_Goal_. Find the word "disease" in the data. Return every line where it appears.
§
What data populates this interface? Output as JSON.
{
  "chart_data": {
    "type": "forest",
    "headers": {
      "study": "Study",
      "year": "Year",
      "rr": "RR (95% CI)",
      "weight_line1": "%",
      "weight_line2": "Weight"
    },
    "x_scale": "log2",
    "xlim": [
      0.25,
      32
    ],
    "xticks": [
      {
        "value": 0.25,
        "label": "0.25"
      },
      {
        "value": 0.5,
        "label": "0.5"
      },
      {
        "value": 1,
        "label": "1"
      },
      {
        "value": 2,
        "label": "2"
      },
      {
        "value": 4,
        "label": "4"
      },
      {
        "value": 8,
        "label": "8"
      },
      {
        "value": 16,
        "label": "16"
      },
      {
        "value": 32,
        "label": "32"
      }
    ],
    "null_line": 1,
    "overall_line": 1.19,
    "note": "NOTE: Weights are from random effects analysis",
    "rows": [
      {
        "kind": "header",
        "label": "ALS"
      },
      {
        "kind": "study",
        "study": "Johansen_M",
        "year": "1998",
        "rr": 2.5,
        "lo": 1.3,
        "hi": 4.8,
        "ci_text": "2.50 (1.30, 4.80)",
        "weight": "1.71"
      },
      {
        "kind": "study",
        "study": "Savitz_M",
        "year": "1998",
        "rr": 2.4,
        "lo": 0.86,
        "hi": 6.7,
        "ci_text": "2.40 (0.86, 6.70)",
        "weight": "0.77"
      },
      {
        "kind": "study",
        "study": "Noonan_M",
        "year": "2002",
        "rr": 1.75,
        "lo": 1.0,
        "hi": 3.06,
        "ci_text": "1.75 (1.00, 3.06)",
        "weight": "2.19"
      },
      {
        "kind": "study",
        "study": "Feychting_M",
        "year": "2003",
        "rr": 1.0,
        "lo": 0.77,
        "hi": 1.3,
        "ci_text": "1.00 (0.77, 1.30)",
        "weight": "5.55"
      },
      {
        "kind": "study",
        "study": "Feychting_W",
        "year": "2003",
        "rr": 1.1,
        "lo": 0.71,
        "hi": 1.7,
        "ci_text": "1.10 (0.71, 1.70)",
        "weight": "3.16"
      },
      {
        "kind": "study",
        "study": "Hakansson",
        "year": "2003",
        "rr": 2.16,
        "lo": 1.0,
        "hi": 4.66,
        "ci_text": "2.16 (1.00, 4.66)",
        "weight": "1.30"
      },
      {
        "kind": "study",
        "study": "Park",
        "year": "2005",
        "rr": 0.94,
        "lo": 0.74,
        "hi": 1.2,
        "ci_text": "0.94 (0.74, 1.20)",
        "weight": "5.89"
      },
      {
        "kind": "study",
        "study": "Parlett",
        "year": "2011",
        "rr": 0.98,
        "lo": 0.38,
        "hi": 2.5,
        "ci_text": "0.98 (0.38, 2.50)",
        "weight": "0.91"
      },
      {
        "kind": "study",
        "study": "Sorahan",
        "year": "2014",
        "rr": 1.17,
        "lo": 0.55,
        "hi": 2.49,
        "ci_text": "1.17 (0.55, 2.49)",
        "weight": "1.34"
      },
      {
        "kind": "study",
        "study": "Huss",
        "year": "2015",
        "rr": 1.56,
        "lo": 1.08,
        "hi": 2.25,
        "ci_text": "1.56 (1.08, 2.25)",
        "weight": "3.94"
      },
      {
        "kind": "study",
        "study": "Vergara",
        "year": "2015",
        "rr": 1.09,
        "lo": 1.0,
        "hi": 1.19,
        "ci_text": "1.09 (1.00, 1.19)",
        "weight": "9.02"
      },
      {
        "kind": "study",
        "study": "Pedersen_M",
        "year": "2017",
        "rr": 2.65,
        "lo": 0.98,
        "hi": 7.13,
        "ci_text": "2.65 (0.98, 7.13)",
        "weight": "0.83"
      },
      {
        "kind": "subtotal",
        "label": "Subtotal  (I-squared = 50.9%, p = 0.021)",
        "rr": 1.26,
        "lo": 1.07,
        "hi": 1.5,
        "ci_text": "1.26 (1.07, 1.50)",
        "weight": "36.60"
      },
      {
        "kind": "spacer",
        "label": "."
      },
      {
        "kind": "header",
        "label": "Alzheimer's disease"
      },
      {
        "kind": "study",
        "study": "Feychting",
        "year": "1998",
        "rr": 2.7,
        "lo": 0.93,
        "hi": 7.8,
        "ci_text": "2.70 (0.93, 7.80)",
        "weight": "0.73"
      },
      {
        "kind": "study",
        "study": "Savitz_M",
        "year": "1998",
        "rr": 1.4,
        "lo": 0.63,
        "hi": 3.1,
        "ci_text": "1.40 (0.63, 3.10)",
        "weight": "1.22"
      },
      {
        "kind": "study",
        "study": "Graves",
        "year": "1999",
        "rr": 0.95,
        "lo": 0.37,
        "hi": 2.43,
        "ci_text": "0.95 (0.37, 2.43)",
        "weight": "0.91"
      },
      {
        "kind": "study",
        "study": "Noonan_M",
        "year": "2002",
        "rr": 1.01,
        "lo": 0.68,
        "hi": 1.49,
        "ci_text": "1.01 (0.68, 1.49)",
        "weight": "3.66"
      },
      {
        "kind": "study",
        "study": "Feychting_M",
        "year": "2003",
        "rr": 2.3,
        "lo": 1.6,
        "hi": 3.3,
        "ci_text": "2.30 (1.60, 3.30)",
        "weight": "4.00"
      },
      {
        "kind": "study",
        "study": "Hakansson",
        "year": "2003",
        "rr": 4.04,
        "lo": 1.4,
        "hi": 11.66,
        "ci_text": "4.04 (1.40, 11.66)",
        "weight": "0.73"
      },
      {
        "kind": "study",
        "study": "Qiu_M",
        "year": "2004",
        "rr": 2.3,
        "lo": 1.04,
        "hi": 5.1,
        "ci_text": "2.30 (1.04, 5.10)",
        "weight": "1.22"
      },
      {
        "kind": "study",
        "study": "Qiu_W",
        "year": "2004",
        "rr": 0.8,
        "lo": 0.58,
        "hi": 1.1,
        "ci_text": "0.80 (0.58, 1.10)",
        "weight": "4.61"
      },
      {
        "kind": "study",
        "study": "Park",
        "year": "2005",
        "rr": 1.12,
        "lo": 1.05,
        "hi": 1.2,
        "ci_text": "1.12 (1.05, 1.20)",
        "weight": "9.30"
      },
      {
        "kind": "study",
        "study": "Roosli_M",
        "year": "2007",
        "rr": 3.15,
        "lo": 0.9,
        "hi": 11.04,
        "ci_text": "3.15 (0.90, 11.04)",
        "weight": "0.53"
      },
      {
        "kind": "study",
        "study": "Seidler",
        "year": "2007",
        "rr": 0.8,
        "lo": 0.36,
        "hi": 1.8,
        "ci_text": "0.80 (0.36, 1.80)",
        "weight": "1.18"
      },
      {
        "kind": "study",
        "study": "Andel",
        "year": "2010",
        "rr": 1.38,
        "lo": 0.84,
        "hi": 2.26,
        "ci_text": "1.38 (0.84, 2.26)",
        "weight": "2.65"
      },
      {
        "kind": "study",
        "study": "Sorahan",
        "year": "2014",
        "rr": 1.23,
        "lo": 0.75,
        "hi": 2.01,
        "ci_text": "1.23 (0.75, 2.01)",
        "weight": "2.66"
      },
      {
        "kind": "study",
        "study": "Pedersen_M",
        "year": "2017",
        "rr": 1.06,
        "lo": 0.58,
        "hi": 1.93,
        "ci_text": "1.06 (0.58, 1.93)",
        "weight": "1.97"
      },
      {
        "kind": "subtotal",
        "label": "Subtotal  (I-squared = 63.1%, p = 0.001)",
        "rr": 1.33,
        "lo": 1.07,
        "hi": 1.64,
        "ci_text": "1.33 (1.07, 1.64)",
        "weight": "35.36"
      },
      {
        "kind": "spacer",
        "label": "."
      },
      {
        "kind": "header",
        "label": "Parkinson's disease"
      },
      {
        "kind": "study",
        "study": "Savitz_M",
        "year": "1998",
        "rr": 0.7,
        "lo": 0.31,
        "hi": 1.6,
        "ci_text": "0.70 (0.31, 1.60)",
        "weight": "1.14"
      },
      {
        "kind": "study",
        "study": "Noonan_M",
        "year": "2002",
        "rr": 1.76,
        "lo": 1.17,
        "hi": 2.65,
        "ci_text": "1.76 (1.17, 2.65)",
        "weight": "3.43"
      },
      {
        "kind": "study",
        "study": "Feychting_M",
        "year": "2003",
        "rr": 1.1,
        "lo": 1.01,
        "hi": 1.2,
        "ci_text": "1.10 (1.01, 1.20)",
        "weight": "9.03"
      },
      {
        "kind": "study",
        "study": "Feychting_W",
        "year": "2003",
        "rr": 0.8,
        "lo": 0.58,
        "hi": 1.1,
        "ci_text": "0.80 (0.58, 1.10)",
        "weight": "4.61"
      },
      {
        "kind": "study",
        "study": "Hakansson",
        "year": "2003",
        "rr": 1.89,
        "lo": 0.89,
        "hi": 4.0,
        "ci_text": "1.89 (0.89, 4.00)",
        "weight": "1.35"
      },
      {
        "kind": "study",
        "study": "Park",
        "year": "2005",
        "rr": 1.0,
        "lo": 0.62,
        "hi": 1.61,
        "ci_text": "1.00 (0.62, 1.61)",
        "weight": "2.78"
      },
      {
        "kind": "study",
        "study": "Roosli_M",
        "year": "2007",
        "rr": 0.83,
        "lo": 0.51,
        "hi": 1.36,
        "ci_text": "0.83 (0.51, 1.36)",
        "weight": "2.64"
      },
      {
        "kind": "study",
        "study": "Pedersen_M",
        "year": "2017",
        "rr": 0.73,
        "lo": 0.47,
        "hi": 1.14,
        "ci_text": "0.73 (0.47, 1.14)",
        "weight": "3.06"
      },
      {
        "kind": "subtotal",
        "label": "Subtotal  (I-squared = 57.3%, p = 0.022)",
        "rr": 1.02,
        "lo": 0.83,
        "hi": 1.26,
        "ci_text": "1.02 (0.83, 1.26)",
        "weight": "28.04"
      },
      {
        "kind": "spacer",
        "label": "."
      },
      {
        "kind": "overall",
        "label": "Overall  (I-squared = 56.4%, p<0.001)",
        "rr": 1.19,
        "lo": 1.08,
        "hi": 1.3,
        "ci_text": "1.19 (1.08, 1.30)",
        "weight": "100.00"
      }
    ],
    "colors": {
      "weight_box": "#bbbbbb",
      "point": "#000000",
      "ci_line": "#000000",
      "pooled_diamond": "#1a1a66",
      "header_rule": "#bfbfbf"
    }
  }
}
§
_Response to this task_.
        "label": "Alzheimer's disease"
        "label": "Parkinson's disease"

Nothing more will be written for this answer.